Éléments stockés du jeu de données:
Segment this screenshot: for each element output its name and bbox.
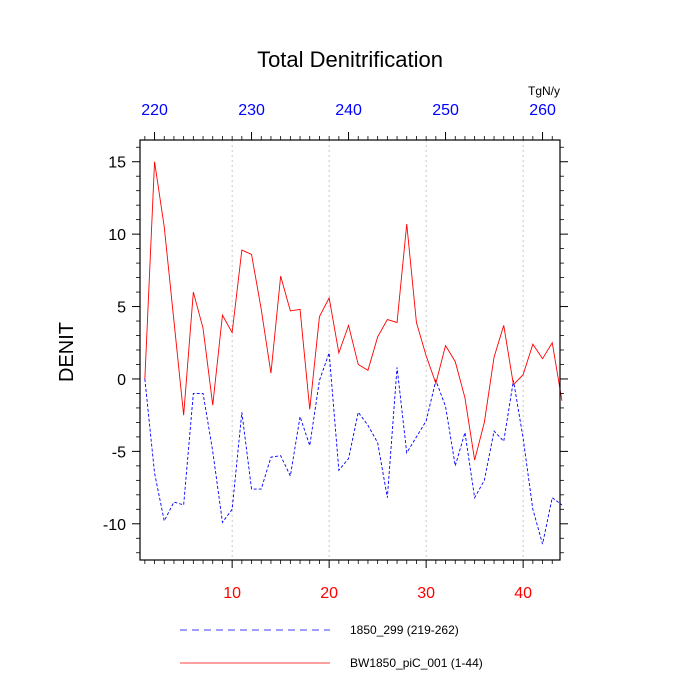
legend-label-1850-299: 1850_299 (219-262) — [350, 623, 459, 637]
x-bottom-tick-label: 20 — [320, 585, 338, 602]
x-bottom-tick-label: 10 — [223, 585, 241, 602]
y-tick-label: 10 — [108, 227, 126, 244]
y-axis-label: DENIT — [56, 322, 78, 382]
x-top-tick-label: 220 — [141, 102, 168, 119]
y-tick-label: -5 — [112, 444, 126, 461]
legend: 1850_299 (219-262) BW1850_piC_001 (1-44) — [180, 623, 483, 670]
x-top-tick-label: 260 — [529, 102, 556, 119]
grid — [231, 140, 524, 560]
y-tick-label: 5 — [117, 300, 126, 317]
x-top-tick-label: 240 — [335, 102, 362, 119]
y-tick-label: 0 — [117, 372, 126, 389]
series-line-1850-299 — [144, 352, 563, 545]
y-tick-label: 15 — [108, 155, 126, 172]
units-label: TgN/y — [528, 84, 560, 98]
x-top-tick-label: 250 — [432, 102, 459, 119]
y-tick-label: -10 — [103, 517, 126, 534]
series-line-bw1850 — [144, 161, 563, 461]
series-layer — [144, 161, 563, 545]
x-bottom-tick-label: 30 — [417, 585, 435, 602]
legend-label-bw1850: BW1850_piC_001 (1-44) — [350, 656, 483, 670]
chart-title: Total Denitrification — [257, 47, 443, 72]
x-top-tick-label: 230 — [238, 102, 265, 119]
x-bottom-tick-label: 40 — [514, 585, 532, 602]
axes: -10 -5 0 5 10 15 10 20 30 40 220 230 240 250 260 — [103, 102, 568, 602]
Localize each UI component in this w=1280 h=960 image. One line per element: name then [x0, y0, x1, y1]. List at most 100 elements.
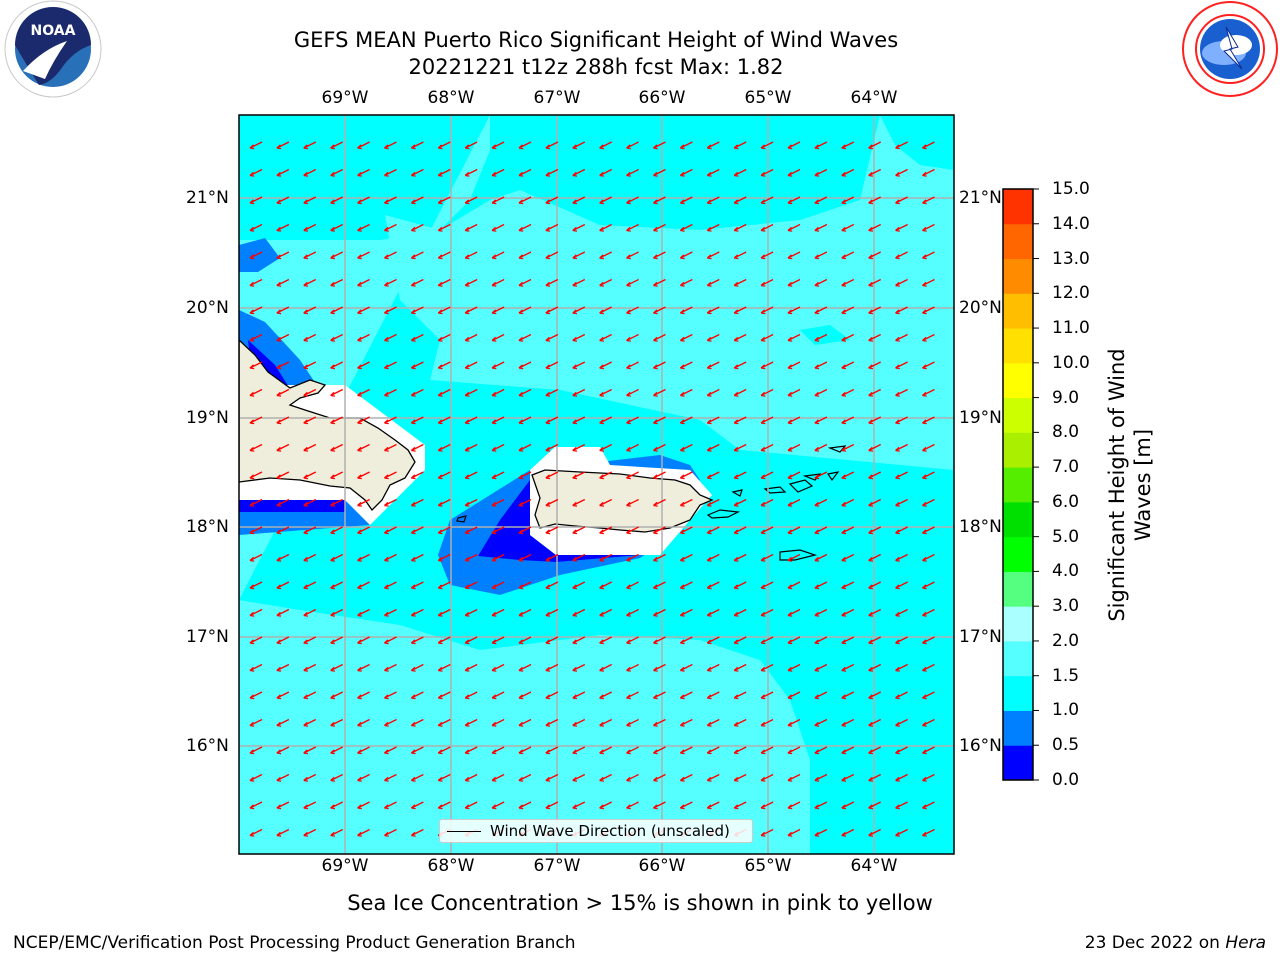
wave-direction-arrow	[276, 306, 290, 315]
wave-direction-arrow	[330, 251, 343, 260]
wave-direction-arrow	[276, 416, 290, 425]
hispaniola-landmass	[239, 339, 416, 512]
wave-direction-arrow	[249, 196, 263, 205]
wave-direction-arrow	[706, 663, 720, 672]
wave-direction-arrow	[303, 608, 317, 617]
wave-direction-arrow	[276, 388, 290, 397]
wave-direction-arrow	[626, 471, 639, 480]
wave-direction-arrow	[545, 691, 559, 700]
wave-direction-arrow	[679, 141, 693, 150]
wave-direction-arrow	[384, 443, 397, 452]
wave-direction-arrow	[814, 443, 828, 452]
wave-direction-arrow	[276, 553, 290, 562]
wave-direction-arrow	[545, 306, 559, 315]
wave-direction-arrow	[787, 223, 801, 232]
wave-direction-arrow	[410, 801, 424, 810]
colorbar-segment	[1003, 710, 1033, 746]
wave-direction-arrow	[922, 361, 935, 370]
wave-direction-arrow	[733, 718, 747, 727]
wave-direction-arrow	[330, 388, 343, 397]
wave-direction-arrow	[384, 251, 397, 260]
wave-direction-arrow	[841, 718, 855, 727]
wave-direction-arrow	[895, 251, 908, 260]
wave-direction-arrow	[626, 773, 639, 782]
wave-direction-arrow	[733, 361, 747, 370]
wave-direction-arrow	[841, 333, 855, 342]
wave-direction-arrow	[464, 636, 478, 645]
wave-direction-arrow	[518, 168, 532, 177]
map-legend: Wind Wave Direction (unscaled)	[439, 819, 753, 843]
wave-direction-arrow	[249, 636, 263, 645]
wave-direction-arrow	[303, 168, 317, 177]
wave-direction-arrow	[437, 801, 451, 810]
wave-direction-arrow	[922, 663, 935, 672]
wave-direction-arrow	[249, 773, 263, 782]
wave-direction-arrow	[491, 608, 505, 617]
wave-direction-arrow	[330, 196, 343, 205]
wave-direction-arrow	[787, 306, 801, 315]
wave-direction-arrow	[626, 581, 639, 590]
wave-direction-arrow	[706, 416, 720, 425]
wave-direction-arrow	[599, 168, 612, 177]
wave-direction-arrow	[357, 278, 370, 287]
wave-direction-arrow	[572, 801, 586, 810]
wave-direction-arrow	[626, 168, 639, 177]
wave-direction-arrow	[814, 608, 828, 617]
map-area	[239, 115, 954, 854]
wave-direction-arrow	[814, 251, 828, 260]
wave-direction-arrow	[626, 608, 639, 617]
wave-direction-arrow	[922, 608, 935, 617]
wave-direction-arrow	[276, 443, 290, 452]
colorbar-segment	[1003, 606, 1033, 642]
lon-label-bottom: 65°W	[744, 856, 792, 876]
wave-direction-arrow	[868, 361, 881, 370]
wave-direction-arrow	[437, 553, 451, 562]
wave-direction-arrow	[679, 636, 693, 645]
wave-direction-arrow	[868, 553, 881, 562]
wave-direction-arrow	[330, 553, 343, 562]
wave-direction-arrow	[868, 251, 881, 260]
wave-direction-arrow	[491, 636, 505, 645]
wave-direction-arrow	[437, 416, 451, 425]
wave-direction-arrow	[733, 608, 747, 617]
wave-direction-arrow	[249, 388, 263, 397]
wave-direction-arrow	[249, 553, 263, 562]
wave-direction-arrow	[599, 636, 612, 645]
gridlines	[239, 115, 954, 854]
wave-direction-arrow	[545, 498, 559, 507]
wave-direction-arrow	[787, 388, 801, 397]
wave-direction-arrow	[814, 746, 828, 755]
wave-direction-arrow	[545, 553, 559, 562]
wave-direction-arrow	[491, 306, 505, 315]
wave-direction-arrow	[330, 828, 343, 837]
wave-direction-arrow	[895, 361, 908, 370]
wave-direction-arrow	[572, 196, 586, 205]
lat-label-left: 18°N	[186, 517, 229, 537]
island-outline	[788, 479, 814, 493]
island-outline	[706, 509, 741, 519]
wave-direction-arrow	[733, 553, 747, 562]
wave-direction-arrow	[706, 251, 720, 260]
colorbar-segment	[1003, 745, 1033, 781]
wave-direction-arrow	[841, 141, 855, 150]
colorbar-segment	[1003, 397, 1033, 433]
wave-direction-arrow	[679, 361, 693, 370]
wave-direction-arrow	[330, 691, 343, 700]
lat-label-right: 19°N	[959, 408, 1002, 428]
wave-direction-arrow	[922, 168, 935, 177]
wave-direction-arrow	[599, 773, 612, 782]
wave-direction-arrow	[706, 636, 720, 645]
wave-direction-arrow	[895, 663, 908, 672]
wave-direction-arrow	[572, 636, 586, 645]
wave-direction-arrow	[868, 223, 881, 232]
wave-direction-arrow	[357, 663, 370, 672]
wave-direction-arrow	[330, 608, 343, 617]
wave-direction-arrow	[276, 828, 290, 837]
wave-direction-arrow	[895, 636, 908, 645]
colorbar-segment	[1003, 223, 1033, 260]
wave-direction-arrow	[303, 361, 317, 370]
lon-label-top: 65°W	[744, 88, 792, 108]
wave-direction-arrow	[518, 746, 532, 755]
wave-direction-arrow	[330, 498, 343, 507]
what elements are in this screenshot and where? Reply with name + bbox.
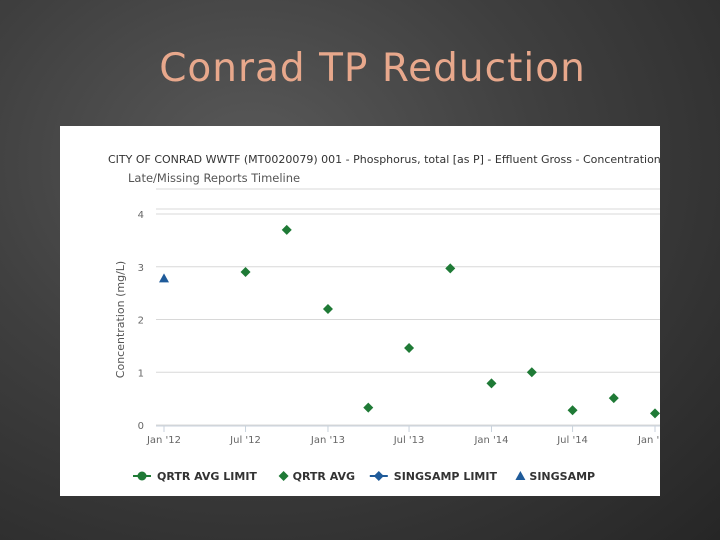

#### CONSIGNE
Présentez les lignes de toutes les entrées sous forme de liste numérotée, sans les lignes vides. Merci de ne pas reprendre les images, s'il vous plaît.

#### RÉPONSE
1. Segment this screenshot: for each element output its name and bbox.
2. legend-label-1850-299: 1850_299 (219-262) — [350, 623, 459, 637]
3. x-bottom-tick-label: 20 — [320, 585, 338, 602]
4. x-bottom-tick-label: 10 — [223, 585, 241, 602]
5. y-tick-label: 10 — [108, 227, 126, 244]
6. y-axis-label: DENIT — [56, 322, 78, 382]
7. x-top-tick-label: 220 — [141, 102, 168, 119]
8. y-tick-label: -5 — [112, 444, 126, 461]
9. legend: 1850_299 (219-262) BW1850_piC_001 (1-44) — [180, 623, 483, 670]
10. x-top-tick-label: 260 — [529, 102, 556, 119]
11. grid — [231, 140, 524, 560]
12. y-tick-label: 5 — [117, 300, 126, 317]
13. x-top-tick-label: 240 — [335, 102, 362, 119]
14. y-tick-label: 0 — [117, 372, 126, 389]
15. series-line-1850-299 — [144, 352, 563, 545]
16. y-tick-label: 15 — [108, 155, 126, 172]
17. units-label: TgN/y — [528, 84, 560, 98]
18. x-top-tick-label: 250 — [432, 102, 459, 119]
19. y-tick-label: -10 — [103, 517, 126, 534]
20. series-line-bw1850 — [144, 161, 563, 461]
21. series-layer — [144, 161, 563, 545]
22. x-bottom-tick-label: 30 — [417, 585, 435, 602]
23. legend-label-bw1850: BW1850_piC_001 (1-44) — [350, 656, 483, 670]
24. chart-title: Total Denitrification — [257, 47, 443, 72]
25. x-top-tick-label: 230 — [238, 102, 265, 119]
26. x-bottom-tick-label: 40 — [514, 585, 532, 602]
27. axes: -10 -5 0 5 10 15 10 20 30 40 220 230 240 250 260 — [103, 102, 568, 602]
28. Localize each UI component in this w=1280 h=960 image. One line per element: name then [x0, y0, x1, y1]. List at most 100 elements.
29. wave-direction-arrow	[276, 306, 290, 315]
30. wave-direction-arrow	[330, 251, 343, 260]
31. wave-direction-arrow	[276, 416, 290, 425]
32. hispaniola-landmass	[239, 339, 416, 512]
33. wave-direction-arrow	[249, 196, 263, 205]
34. wave-direction-arrow	[706, 663, 720, 672]
35. wave-direction-arrow	[303, 608, 317, 617]
36. wave-direction-arrow	[276, 388, 290, 397]
37. wave-direction-arrow	[626, 471, 639, 480]
38. wave-direction-arrow	[545, 691, 559, 700]
39. wave-direction-arrow	[679, 141, 693, 150]
40. wave-direction-arrow	[384, 443, 397, 452]
41. wave-direction-arrow	[814, 443, 828, 452]
42. wave-direction-arrow	[276, 553, 290, 562]
43. wave-direction-arrow	[545, 306, 559, 315]
44. wave-direction-arrow	[787, 223, 801, 232]
45. wave-direction-arrow	[410, 801, 424, 810]
46. colorbar-segment	[1003, 710, 1033, 746]
47. wave-direction-arrow	[922, 361, 935, 370]
48. wave-direction-arrow	[733, 718, 747, 727]
49. wave-direction-arrow	[330, 388, 343, 397]
50. wave-direction-arrow	[384, 251, 397, 260]
51. wave-direction-arrow	[841, 718, 855, 727]
52. wave-direction-arrow	[895, 251, 908, 260]
53. wave-direction-arrow	[626, 773, 639, 782]
54. wave-direction-arrow	[733, 361, 747, 370]
55. wave-direction-arrow	[841, 333, 855, 342]
56. wave-direction-arrow	[464, 636, 478, 645]
57. wave-direction-arrow	[518, 168, 532, 177]
58. map-legend: Wind Wave Direction (unscaled)	[439, 819, 753, 843]
59. wave-direction-arrow	[249, 636, 263, 645]
60. wave-direction-arrow	[303, 168, 317, 177]
61. wave-direction-arrow	[437, 801, 451, 810]
62. wave-direction-arrow	[922, 663, 935, 672]
63. wave-direction-arrow	[249, 773, 263, 782]
64. wave-direction-arrow	[491, 608, 505, 617]
65. wave-direction-arrow	[330, 196, 343, 205]
66. wave-direction-arrow	[787, 306, 801, 315]
67. wave-direction-arrow	[626, 581, 639, 590]
68. wave-direction-arrow	[706, 416, 720, 425]
69. wave-direction-arrow	[599, 168, 612, 177]
70. wave-direction-arrow	[357, 278, 370, 287]
71. wave-direction-arrow	[572, 801, 586, 810]
72. wave-direction-arrow	[626, 168, 639, 177]
73. wave-direction-arrow	[814, 608, 828, 617]
74. map-area	[239, 115, 954, 854]
75. wave-direction-arrow	[814, 251, 828, 260]
76. wave-direction-arrow	[626, 608, 639, 617]
77. wave-direction-arrow	[922, 608, 935, 617]
78. wave-direction-arrow	[276, 443, 290, 452]
79. colorbar-segment	[1003, 606, 1033, 642]
80. lon-label-bottom: 65°W	[744, 856, 792, 876]
81. wave-direction-arrow	[868, 361, 881, 370]
82. wave-direction-arrow	[437, 553, 451, 562]
83. wave-direction-arrow	[679, 636, 693, 645]
84. wave-direction-arrow	[868, 553, 881, 562]
85. wave-direction-arrow	[330, 553, 343, 562]
86. wave-direction-arrow	[868, 251, 881, 260]
87. wave-direction-arrow	[491, 636, 505, 645]
88. wave-direction-arrow	[437, 416, 451, 425]
89. wave-direction-arrow	[733, 608, 747, 617]
90. wave-direction-arrow	[249, 388, 263, 397]
91. wave-direction-arrow	[249, 553, 263, 562]
92. wave-direction-arrow	[599, 636, 612, 645]
93. gridlines	[239, 115, 954, 854]
94. wave-direction-arrow	[545, 498, 559, 507]
95. wave-direction-arrow	[787, 388, 801, 397]
96. wave-direction-arrow	[814, 746, 828, 755]
97. wave-direction-arrow	[545, 553, 559, 562]
98. wave-direction-arrow	[491, 306, 505, 315]
99. wave-direction-arrow	[330, 828, 343, 837]
100. wave-direction-arrow	[895, 361, 908, 370]
101. wave-direction-arrow	[572, 196, 586, 205]
102. lat-label-left: 18°N	[186, 517, 229, 537]
103. island-outline	[788, 479, 814, 493]
104. island-outline	[706, 509, 741, 519]
105. wave-direction-arrow	[733, 553, 747, 562]
106. wave-direction-arrow	[706, 251, 720, 260]
107. colorbar-segment	[1003, 745, 1033, 781]
108. wave-direction-arrow	[841, 141, 855, 150]
109. colorbar-segment	[1003, 397, 1033, 433]
110. wave-direction-arrow	[679, 361, 693, 370]
111. wave-direction-arrow	[330, 691, 343, 700]
112. lat-label-right: 19°N	[959, 408, 1002, 428]
113. wave-direction-arrow	[922, 168, 935, 177]
114. wave-direction-arrow	[599, 773, 612, 782]
115. wave-direction-arrow	[706, 636, 720, 645]
116. wave-direction-arrow	[895, 663, 908, 672]
117. wave-direction-arrow	[572, 636, 586, 645]
118. wave-direction-arrow	[868, 223, 881, 232]
119. wave-direction-arrow	[357, 663, 370, 672]
120. wave-direction-arrow	[330, 608, 343, 617]
121. wave-direction-arrow	[276, 828, 290, 837]
122. wave-direction-arrow	[895, 636, 908, 645]
123. colorbar-segment	[1003, 223, 1033, 260]
124. wave-direction-arrow	[303, 361, 317, 370]
125. lon-label-top: 65°W	[744, 88, 792, 108]
126. wave-direction-arrow	[518, 746, 532, 755]
127. wave-direction-arrow	[330, 498, 343, 507]
128. what elements are in this screenshot and where? Reply with name + bbox.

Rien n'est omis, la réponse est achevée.